**PROMPT**. Pull out every line below that holds the word "this".

═══

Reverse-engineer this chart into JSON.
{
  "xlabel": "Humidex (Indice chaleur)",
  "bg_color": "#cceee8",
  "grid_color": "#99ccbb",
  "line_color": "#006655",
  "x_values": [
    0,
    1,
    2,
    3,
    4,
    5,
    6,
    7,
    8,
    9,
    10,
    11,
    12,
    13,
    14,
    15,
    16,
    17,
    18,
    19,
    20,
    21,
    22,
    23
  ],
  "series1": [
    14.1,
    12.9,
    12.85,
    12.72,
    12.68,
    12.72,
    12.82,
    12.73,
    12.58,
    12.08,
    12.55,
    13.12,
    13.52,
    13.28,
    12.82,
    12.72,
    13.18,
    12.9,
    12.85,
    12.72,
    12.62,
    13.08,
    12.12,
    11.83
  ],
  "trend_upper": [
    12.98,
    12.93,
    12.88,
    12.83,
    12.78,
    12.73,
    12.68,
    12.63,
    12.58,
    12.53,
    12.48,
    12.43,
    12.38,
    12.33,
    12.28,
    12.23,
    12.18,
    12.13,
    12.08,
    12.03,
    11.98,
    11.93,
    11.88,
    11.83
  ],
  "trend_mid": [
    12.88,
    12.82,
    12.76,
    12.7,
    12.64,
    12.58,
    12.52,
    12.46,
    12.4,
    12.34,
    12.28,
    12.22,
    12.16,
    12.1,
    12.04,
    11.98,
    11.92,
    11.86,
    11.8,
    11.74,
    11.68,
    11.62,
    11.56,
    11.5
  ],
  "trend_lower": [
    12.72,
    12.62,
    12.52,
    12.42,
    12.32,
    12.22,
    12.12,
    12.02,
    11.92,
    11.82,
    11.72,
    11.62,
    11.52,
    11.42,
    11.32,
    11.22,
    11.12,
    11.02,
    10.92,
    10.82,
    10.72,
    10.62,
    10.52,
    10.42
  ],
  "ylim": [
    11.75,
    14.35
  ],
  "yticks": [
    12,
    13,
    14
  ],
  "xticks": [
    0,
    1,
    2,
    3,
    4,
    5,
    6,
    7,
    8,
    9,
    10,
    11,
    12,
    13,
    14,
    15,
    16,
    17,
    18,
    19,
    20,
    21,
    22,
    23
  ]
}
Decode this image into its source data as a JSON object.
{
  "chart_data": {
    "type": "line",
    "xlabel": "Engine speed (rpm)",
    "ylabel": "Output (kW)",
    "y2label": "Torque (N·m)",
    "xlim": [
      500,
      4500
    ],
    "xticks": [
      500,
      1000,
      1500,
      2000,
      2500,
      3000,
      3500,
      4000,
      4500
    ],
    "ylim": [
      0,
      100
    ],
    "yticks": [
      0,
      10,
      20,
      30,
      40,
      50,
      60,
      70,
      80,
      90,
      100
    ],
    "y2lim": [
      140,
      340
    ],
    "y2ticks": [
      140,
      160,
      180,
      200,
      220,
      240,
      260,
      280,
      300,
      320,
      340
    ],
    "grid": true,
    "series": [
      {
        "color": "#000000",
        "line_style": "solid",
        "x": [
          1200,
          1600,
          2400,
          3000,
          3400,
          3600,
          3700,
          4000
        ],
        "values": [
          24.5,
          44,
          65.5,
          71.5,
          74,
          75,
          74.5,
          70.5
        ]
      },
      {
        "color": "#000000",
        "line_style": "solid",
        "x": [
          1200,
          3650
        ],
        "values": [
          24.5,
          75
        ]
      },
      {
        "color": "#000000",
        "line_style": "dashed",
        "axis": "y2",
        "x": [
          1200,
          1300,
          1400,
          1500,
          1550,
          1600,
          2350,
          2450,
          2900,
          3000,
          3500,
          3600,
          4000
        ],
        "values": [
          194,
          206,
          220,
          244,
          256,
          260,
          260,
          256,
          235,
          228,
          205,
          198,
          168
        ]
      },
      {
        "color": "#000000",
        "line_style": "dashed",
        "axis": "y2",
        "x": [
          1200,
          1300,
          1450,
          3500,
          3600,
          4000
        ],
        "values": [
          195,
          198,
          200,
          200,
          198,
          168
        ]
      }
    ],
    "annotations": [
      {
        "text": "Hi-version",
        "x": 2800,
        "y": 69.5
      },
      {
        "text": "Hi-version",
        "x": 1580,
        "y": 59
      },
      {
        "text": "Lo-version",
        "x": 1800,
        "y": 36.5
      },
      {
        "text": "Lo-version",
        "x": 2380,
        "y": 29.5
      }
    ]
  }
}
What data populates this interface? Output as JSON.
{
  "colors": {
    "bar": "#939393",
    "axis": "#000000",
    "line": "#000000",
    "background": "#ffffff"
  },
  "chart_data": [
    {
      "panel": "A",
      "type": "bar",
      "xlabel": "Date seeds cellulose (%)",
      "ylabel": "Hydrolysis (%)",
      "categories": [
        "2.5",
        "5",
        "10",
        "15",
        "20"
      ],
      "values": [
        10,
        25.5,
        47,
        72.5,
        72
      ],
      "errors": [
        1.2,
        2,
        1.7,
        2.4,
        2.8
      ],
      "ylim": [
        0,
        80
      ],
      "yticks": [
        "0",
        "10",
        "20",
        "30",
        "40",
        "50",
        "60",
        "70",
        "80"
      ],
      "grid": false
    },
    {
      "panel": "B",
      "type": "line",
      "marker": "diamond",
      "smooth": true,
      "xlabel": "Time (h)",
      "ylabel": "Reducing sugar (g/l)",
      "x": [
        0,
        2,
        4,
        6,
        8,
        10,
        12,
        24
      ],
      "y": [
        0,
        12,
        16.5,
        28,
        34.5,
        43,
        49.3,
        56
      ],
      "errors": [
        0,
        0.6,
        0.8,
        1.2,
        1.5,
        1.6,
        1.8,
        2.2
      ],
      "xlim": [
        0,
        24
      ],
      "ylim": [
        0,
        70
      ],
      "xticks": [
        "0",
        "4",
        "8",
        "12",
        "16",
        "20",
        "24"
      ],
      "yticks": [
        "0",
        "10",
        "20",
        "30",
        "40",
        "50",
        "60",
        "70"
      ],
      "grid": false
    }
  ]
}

═══

**ANSWER IN FULL**.
Reverse-engineer this chart into JSON.
Decode this image into its source data as a JSON object.
What data populates this interface? Output as JSON.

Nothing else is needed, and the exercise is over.